#### Stated exercise:
Copy the data that follows exactly. Include no pictures.

#### Record set:
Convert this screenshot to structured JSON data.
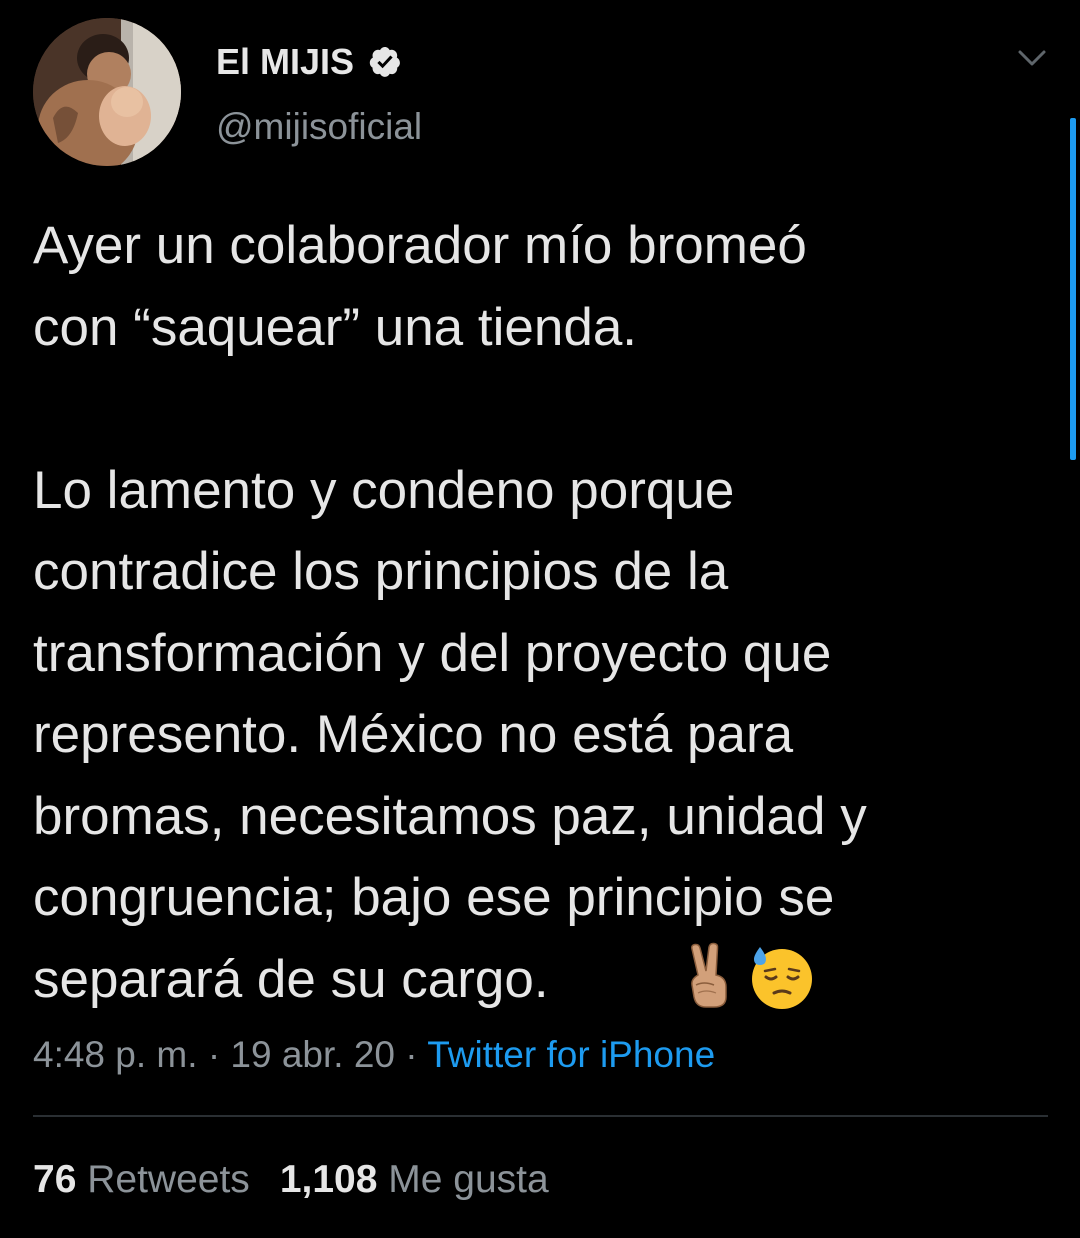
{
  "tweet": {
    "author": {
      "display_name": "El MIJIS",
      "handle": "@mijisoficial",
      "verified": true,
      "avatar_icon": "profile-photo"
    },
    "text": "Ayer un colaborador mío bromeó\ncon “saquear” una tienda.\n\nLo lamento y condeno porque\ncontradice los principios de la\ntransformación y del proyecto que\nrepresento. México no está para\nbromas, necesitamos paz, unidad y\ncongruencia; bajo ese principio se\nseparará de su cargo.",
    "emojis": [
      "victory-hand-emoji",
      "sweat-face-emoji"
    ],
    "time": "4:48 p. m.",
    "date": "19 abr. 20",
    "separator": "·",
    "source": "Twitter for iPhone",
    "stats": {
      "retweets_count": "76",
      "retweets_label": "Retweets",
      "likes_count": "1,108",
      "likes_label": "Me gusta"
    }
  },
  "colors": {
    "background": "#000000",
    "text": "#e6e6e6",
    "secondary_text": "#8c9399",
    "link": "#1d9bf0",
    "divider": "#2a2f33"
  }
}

#### Problem solution:
Convert this screenshot to structured JSON data.
{
  "tweet": {
    "author": {
      "display_name": "El MIJIS",
      "handle": "@mijisoficial",
      "verified": true,
      "avatar_icon": "profile-photo"
    },
    "text": "Ayer un colaborador mío bromeó\ncon “saquear” una tienda.\n\nLo lamento y condeno porque\ncontradice los principios de la\ntransformación y del proyecto que\nrepresento. México no está para\nbromas, necesitamos paz, unidad y\ncongruencia; bajo ese principio se\nseparará de su cargo.",
    "emojis": [
      "victory-hand-emoji",
      "sweat-face-emoji"
    ],
    "time": "4:48 p. m.",
    "date": "19 abr. 20",
    "separator": "·",
    "source": "Twitter for iPhone",
    "stats": {
      "retweets_count": "76",
      "retweets_label": "Retweets",
      "likes_count": "1,108",
      "likes_label": "Me gusta"
    }
  },
  "colors": {
    "background": "#000000",
    "text": "#e6e6e6",
    "secondary_text": "#8c9399",
    "link": "#1d9bf0",
    "divider": "#2a2f33"
  }
}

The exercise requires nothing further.